═════ The data

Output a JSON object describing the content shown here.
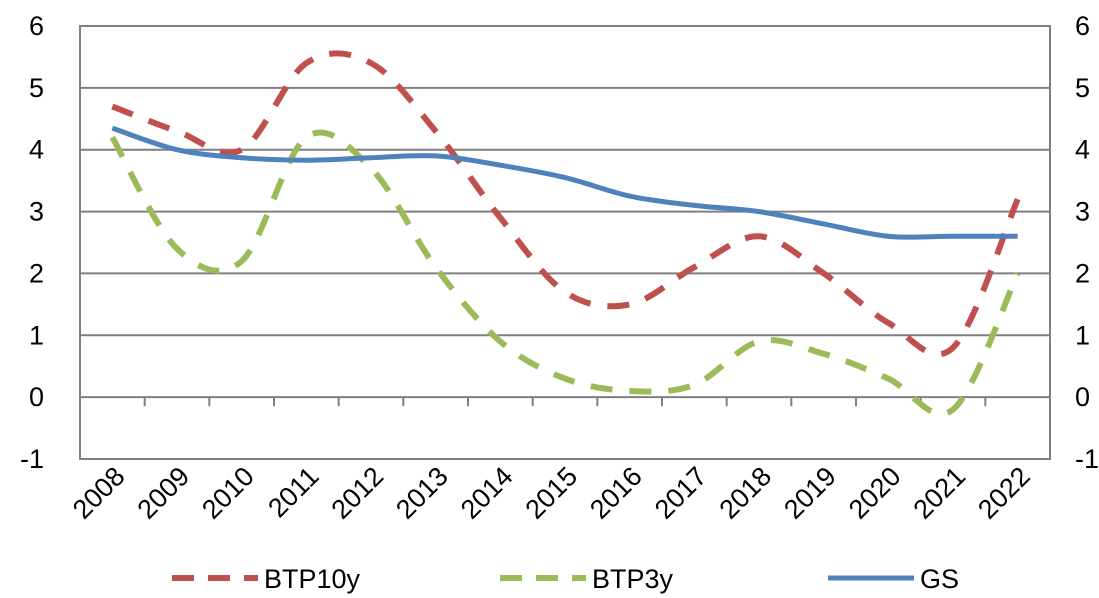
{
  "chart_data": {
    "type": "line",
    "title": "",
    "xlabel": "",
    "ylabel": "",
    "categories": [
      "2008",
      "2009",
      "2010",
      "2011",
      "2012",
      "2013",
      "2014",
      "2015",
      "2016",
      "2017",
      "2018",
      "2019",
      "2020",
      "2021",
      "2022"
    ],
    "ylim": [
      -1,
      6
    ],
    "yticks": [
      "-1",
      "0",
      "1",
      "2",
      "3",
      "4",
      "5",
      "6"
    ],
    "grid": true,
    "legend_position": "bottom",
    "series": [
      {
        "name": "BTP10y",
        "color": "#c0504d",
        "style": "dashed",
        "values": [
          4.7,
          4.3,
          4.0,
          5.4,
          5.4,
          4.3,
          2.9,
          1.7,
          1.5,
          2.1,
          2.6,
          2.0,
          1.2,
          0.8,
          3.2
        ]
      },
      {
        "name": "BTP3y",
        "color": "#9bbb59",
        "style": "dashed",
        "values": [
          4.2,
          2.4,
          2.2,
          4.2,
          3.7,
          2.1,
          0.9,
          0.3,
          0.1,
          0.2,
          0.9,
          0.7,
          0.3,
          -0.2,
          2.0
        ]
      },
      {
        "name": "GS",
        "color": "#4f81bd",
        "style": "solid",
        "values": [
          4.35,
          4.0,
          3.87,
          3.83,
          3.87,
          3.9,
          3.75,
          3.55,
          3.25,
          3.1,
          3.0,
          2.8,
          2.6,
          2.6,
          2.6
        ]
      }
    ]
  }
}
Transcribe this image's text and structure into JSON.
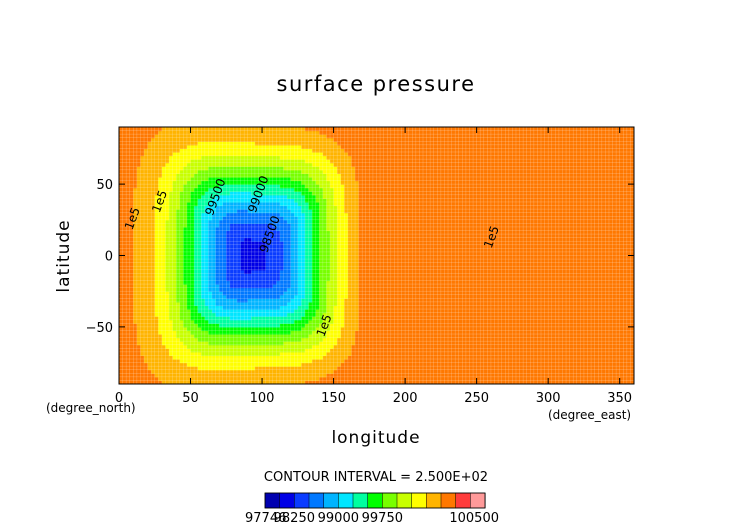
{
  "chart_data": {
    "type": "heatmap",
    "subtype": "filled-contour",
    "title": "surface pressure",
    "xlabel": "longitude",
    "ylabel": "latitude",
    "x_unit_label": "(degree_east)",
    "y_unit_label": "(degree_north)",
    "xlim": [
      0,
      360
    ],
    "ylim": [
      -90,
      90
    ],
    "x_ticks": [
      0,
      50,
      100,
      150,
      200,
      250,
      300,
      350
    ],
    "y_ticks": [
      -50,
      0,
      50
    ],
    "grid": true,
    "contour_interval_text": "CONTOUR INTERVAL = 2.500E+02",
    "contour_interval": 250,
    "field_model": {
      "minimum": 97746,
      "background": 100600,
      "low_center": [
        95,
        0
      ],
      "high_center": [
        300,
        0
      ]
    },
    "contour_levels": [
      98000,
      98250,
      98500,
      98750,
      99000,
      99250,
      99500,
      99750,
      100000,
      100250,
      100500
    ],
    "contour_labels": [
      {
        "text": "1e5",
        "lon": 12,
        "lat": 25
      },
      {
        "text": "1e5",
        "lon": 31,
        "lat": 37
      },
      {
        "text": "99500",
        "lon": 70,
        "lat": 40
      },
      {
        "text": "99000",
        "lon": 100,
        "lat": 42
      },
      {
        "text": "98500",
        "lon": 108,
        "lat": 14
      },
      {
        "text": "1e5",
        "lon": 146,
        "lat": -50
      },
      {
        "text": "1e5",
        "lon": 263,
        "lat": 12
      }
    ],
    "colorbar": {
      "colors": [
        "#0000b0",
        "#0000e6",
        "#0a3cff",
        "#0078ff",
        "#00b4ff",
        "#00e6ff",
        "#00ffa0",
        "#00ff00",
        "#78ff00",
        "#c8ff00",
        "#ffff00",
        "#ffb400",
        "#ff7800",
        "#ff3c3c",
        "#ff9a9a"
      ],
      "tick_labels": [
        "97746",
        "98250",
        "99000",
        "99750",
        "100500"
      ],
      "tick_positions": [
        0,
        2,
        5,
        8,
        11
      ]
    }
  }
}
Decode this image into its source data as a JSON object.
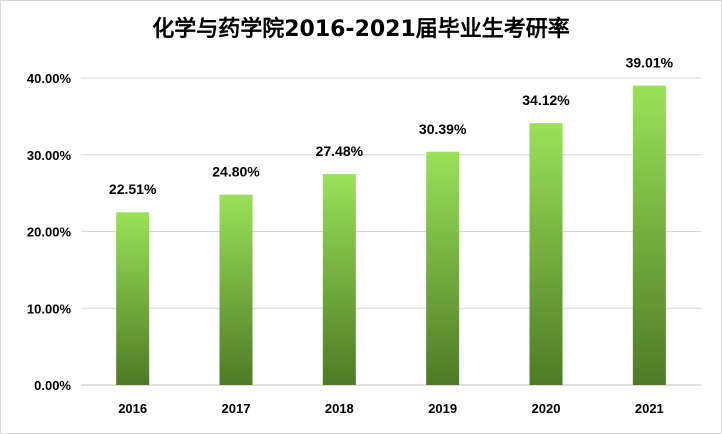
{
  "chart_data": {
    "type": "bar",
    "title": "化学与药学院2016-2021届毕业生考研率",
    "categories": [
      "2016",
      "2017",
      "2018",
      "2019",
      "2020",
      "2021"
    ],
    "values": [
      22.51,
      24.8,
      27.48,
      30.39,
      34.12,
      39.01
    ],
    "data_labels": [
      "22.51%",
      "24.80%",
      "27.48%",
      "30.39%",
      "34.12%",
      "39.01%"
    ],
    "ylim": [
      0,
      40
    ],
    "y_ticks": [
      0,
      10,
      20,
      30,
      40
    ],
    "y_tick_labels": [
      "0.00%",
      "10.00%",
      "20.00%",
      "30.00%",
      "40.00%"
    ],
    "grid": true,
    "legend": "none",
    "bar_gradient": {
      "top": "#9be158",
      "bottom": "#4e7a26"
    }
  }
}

══════════

--- Stated exercise ---
The records above must be transcribed exactly. Pictures are left out of the copy.

--- Result ---
Output a JSON object describing the content shown here.
{
  "chart_data": {
    "type": "line",
    "title": "",
    "xlabel": "",
    "ylabel": "",
    "categories": [
      "2008",
      "2009",
      "2010",
      "2011",
      "2012",
      "2013",
      "2014",
      "2015",
      "2016",
      "2017",
      "2018",
      "2019",
      "2020",
      "2021",
      "2022"
    ],
    "ylim": [
      -1,
      6
    ],
    "yticks": [
      "-1",
      "0",
      "1",
      "2",
      "3",
      "4",
      "5",
      "6"
    ],
    "grid": true,
    "legend_position": "bottom",
    "series": [
      {
        "name": "BTP10y",
        "color": "#c0504d",
        "style": "dashed",
        "values": [
          4.7,
          4.3,
          4.0,
          5.4,
          5.4,
          4.3,
          2.9,
          1.7,
          1.5,
          2.1,
          2.6,
          2.0,
          1.2,
          0.8,
          3.2
        ]
      },
      {
        "name": "BTP3y",
        "color": "#9bbb59",
        "style": "dashed",
        "values": [
          4.2,
          2.4,
          2.2,
          4.2,
          3.7,
          2.1,
          0.9,
          0.3,
          0.1,
          0.2,
          0.9,
          0.7,
          0.3,
          -0.2,
          2.0
        ]
      },
      {
        "name": "GS",
        "color": "#4f81bd",
        "style": "solid",
        "values": [
          4.35,
          4.0,
          3.87,
          3.83,
          3.87,
          3.9,
          3.75,
          3.55,
          3.25,
          3.1,
          3.0,
          2.8,
          2.6,
          2.6,
          2.6
        ]
      }
    ]
  }
}
Transcribe this image's text and structure into JSON.
{
  "chart_data": {
    "type": "heatmap",
    "subtype": "filled-contour",
    "title": "surface pressure",
    "xlabel": "longitude",
    "ylabel": "latitude",
    "x_unit_label": "(degree_east)",
    "y_unit_label": "(degree_north)",
    "xlim": [
      0,
      360
    ],
    "ylim": [
      -90,
      90
    ],
    "x_ticks": [
      0,
      50,
      100,
      150,
      200,
      250,
      300,
      350
    ],
    "y_ticks": [
      -50,
      0,
      50
    ],
    "grid": true,
    "contour_interval_text": "CONTOUR INTERVAL = 2.500E+02",
    "contour_interval": 250,
    "field_model": {
      "minimum": 97746,
      "background": 100600,
      "low_center": [
        95,
        0
      ],
      "high_center": [
        300,
        0
      ]
    },
    "contour_levels": [
      98000,
      98250,
      98500,
      98750,
      99000,
      99250,
      99500,
      99750,
      100000,
      100250,
      100500
    ],
    "contour_labels": [
      {
        "text": "1e5",
        "lon": 12,
        "lat": 25
      },
      {
        "text": "1e5",
        "lon": 31,
        "lat": 37
      },
      {
        "text": "99500",
        "lon": 70,
        "lat": 40
      },
      {
        "text": "99000",
        "lon": 100,
        "lat": 42
      },
      {
        "text": "98500",
        "lon": 108,
        "lat": 14
      },
      {
        "text": "1e5",
        "lon": 146,
        "lat": -50
      },
      {
        "text": "1e5",
        "lon": 263,
        "lat": 12
      }
    ],
    "colorbar": {
      "colors": [
        "#0000b0",
        "#0000e6",
        "#0a3cff",
        "#0078ff",
        "#00b4ff",
        "#00e6ff",
        "#00ffa0",
        "#00ff00",
        "#78ff00",
        "#c8ff00",
        "#ffff00",
        "#ffb400",
        "#ff7800",
        "#ff3c3c",
        "#ff9a9a"
      ],
      "tick_labels": [
        "97746",
        "98250",
        "99000",
        "99750",
        "100500"
      ],
      "tick_positions": [
        0,
        2,
        5,
        8,
        11
      ]
    }
  }
}
Decode this image into its source data as a JSON object.
{
  "chart_data": {
    "type": "bar",
    "title": "化学与药学院2016-2021届毕业生考研率",
    "categories": [
      "2016",
      "2017",
      "2018",
      "2019",
      "2020",
      "2021"
    ],
    "values": [
      22.51,
      24.8,
      27.48,
      30.39,
      34.12,
      39.01
    ],
    "data_labels": [
      "22.51%",
      "24.80%",
      "27.48%",
      "30.39%",
      "34.12%",
      "39.01%"
    ],
    "ylim": [
      0,
      40
    ],
    "y_ticks": [
      0,
      10,
      20,
      30,
      40
    ],
    "y_tick_labels": [
      "0.00%",
      "10.00%",
      "20.00%",
      "30.00%",
      "40.00%"
    ],
    "grid": true,
    "legend": "none",
    "bar_gradient": {
      "top": "#9be158",
      "bottom": "#4e7a26"
    }
  }
}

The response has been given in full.